Which lines of the records contain "commission"? Collect every one of them.

[Data records]
+---+

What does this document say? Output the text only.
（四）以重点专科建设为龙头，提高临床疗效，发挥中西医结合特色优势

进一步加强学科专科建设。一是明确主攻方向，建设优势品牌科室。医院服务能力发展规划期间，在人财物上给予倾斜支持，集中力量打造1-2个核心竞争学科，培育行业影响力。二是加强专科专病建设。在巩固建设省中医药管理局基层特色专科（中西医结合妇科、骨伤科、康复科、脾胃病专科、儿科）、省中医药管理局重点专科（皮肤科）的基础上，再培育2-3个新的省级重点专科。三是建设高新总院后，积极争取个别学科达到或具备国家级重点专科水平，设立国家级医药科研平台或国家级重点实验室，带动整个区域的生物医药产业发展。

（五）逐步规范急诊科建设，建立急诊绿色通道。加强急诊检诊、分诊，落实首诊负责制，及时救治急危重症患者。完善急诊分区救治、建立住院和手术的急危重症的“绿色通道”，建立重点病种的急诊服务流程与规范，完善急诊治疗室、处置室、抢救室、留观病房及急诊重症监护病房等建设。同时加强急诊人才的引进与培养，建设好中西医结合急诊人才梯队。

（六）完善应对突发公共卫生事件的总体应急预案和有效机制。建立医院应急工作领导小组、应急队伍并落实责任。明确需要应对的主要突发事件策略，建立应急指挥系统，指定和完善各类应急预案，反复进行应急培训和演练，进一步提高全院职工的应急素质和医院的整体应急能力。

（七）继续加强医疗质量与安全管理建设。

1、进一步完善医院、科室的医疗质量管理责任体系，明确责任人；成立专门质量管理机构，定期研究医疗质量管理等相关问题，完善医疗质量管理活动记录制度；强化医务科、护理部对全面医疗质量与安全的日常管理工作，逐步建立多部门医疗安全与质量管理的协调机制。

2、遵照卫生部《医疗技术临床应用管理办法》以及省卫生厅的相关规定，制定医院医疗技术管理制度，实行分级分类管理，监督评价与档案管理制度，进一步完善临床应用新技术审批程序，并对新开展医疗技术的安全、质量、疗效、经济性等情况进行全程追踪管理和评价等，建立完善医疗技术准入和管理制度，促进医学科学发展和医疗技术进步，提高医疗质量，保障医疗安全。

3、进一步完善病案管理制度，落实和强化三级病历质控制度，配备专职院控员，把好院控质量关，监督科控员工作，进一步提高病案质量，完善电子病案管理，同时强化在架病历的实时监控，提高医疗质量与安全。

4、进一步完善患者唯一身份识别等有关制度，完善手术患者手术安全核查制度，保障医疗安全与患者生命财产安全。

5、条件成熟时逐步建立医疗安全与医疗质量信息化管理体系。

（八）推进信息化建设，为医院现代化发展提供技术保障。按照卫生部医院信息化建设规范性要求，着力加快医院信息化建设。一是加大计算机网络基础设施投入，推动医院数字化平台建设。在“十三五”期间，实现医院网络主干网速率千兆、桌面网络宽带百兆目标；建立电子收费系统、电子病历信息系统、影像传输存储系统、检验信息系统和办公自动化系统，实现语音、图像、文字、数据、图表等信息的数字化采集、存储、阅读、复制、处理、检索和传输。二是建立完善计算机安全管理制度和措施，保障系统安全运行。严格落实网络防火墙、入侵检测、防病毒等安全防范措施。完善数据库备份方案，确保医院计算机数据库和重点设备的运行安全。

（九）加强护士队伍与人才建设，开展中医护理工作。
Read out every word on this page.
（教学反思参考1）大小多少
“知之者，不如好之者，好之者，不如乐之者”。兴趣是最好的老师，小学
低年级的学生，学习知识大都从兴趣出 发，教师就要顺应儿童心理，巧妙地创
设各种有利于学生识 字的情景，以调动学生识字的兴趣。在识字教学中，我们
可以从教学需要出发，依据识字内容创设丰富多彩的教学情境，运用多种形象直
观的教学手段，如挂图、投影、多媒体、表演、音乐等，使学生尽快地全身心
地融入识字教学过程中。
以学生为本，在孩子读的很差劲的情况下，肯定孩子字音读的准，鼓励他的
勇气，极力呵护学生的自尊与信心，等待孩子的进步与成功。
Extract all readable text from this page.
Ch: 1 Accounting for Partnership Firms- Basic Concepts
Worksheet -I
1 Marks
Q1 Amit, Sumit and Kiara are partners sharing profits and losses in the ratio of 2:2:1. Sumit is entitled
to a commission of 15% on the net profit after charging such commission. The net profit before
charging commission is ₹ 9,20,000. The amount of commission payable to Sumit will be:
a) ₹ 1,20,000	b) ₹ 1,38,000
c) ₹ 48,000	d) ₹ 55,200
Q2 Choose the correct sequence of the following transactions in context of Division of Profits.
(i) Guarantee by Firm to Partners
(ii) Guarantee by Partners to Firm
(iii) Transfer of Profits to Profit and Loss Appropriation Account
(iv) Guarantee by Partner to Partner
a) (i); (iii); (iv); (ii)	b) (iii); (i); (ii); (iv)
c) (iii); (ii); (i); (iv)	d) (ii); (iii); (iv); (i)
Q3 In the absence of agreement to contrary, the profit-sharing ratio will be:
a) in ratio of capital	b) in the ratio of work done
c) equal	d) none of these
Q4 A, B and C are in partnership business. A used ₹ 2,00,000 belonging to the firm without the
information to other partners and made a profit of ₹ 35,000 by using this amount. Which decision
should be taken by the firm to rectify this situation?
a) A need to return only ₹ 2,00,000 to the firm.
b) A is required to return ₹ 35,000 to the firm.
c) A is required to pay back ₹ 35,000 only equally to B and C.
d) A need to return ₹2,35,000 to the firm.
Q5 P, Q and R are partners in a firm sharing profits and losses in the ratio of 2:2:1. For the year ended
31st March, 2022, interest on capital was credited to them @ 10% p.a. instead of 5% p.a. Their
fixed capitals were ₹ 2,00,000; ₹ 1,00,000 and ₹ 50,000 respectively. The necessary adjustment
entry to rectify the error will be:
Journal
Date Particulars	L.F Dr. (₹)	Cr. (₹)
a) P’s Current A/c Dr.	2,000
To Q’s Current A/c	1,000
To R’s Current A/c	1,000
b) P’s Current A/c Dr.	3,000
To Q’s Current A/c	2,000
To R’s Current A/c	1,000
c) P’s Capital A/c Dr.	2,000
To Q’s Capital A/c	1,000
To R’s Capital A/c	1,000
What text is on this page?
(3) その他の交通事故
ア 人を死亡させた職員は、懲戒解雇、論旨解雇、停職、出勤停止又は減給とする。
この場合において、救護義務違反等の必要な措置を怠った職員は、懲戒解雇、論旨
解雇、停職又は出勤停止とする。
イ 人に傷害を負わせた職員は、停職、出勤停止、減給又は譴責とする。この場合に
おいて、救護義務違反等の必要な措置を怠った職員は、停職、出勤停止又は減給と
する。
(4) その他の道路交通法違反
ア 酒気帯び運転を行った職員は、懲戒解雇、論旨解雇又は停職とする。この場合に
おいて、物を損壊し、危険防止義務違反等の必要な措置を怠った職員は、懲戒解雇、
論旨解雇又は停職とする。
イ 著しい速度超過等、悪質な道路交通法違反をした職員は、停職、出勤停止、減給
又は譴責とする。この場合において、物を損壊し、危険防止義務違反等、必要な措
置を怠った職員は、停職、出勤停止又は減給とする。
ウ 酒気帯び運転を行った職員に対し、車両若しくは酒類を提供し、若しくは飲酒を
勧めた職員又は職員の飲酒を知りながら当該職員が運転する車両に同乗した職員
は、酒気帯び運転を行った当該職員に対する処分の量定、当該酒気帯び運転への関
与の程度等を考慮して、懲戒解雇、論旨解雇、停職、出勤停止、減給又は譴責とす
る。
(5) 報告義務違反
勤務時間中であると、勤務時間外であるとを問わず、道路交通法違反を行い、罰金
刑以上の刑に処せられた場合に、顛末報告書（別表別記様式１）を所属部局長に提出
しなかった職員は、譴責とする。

+---+

[Final result]
to a commission of 15% on the net profit after charging such commission. The net profit before
charging commission is ₹ 9,20,000. The amount of commission payable to Sumit will be:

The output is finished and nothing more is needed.